Problem statement: Return all lines with the word "Baindt" in them.

Data supplied:
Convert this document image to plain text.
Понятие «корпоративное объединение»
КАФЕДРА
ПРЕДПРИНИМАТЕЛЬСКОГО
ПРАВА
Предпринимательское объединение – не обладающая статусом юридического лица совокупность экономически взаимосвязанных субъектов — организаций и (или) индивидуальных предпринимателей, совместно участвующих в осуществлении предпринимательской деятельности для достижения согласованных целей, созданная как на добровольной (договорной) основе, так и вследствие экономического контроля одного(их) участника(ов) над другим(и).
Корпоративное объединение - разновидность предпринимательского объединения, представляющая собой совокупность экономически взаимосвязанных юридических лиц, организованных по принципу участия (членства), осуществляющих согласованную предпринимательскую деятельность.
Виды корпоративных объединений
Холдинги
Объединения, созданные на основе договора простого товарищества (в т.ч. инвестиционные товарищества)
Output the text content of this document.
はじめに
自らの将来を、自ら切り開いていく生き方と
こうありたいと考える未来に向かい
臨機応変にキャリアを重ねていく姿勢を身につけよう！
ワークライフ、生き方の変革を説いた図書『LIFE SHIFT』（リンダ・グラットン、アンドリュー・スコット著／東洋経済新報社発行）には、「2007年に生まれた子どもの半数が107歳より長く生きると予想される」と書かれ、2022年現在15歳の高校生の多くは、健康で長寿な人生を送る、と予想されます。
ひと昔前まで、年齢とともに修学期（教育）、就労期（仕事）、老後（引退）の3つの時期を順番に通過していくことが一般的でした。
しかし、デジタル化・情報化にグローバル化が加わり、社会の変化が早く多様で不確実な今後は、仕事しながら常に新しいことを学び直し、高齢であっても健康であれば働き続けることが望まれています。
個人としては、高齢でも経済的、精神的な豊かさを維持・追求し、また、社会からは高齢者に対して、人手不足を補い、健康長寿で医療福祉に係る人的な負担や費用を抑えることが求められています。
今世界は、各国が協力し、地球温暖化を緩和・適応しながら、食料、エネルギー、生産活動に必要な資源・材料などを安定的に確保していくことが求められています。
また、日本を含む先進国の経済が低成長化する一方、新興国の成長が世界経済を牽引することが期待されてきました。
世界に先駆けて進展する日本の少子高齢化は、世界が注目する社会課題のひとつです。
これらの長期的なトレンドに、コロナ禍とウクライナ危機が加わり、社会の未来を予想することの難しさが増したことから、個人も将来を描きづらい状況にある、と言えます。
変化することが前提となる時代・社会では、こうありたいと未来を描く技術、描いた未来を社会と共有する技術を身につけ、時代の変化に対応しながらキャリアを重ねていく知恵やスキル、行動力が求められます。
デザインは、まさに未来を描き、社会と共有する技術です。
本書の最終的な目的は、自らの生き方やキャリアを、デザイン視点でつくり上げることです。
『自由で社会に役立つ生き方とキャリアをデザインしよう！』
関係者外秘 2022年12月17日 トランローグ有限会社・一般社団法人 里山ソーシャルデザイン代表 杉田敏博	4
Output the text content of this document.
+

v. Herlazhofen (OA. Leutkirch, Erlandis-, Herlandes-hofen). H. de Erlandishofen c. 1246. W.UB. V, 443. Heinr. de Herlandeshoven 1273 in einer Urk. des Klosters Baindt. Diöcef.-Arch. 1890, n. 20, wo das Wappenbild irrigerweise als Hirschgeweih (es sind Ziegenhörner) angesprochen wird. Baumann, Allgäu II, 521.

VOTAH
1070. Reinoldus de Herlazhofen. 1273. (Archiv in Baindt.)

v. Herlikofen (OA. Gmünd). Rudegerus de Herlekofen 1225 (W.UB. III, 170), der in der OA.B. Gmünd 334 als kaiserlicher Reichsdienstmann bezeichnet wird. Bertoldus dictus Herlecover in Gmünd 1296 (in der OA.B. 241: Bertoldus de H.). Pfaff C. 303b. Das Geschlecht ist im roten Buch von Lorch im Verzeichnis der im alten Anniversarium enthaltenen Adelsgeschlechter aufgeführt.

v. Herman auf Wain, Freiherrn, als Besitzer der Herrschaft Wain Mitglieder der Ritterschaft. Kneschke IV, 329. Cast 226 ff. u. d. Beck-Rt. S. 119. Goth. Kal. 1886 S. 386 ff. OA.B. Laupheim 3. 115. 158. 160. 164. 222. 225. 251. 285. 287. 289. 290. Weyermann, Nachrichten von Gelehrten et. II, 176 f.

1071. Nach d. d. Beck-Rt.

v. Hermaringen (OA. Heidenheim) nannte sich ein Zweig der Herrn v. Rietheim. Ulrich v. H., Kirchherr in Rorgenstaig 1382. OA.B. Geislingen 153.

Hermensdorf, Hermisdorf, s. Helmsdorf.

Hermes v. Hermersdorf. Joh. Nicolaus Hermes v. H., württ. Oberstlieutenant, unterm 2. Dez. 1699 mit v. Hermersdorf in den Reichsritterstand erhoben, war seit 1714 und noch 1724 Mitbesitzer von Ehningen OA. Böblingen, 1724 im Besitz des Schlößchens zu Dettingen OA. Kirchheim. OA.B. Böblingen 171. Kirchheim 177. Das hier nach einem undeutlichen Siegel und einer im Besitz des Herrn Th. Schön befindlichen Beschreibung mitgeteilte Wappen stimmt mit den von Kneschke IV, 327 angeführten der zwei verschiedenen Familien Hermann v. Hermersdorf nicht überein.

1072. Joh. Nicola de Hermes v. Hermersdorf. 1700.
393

Worked answer:
v. Herlazhofen (OA. Leutkirch, Erlandis-, Herlandes-hofen). H. de Erlandishofen c. 1246. W.UB. V, 443. Heinr. de Herlandeshoven 1273 in einer Urk. des Klosters Baindt. Diöcef.-Arch. 1890, n. 20, wo das Wappenbild irrigerweise als Hirschgeweih (es sind Ziegenhörner) angesprochen wird. Baumann, Allgäu II, 521.
1070. Reinoldus de Herlazhofen. 1273. (Archiv in Baindt.)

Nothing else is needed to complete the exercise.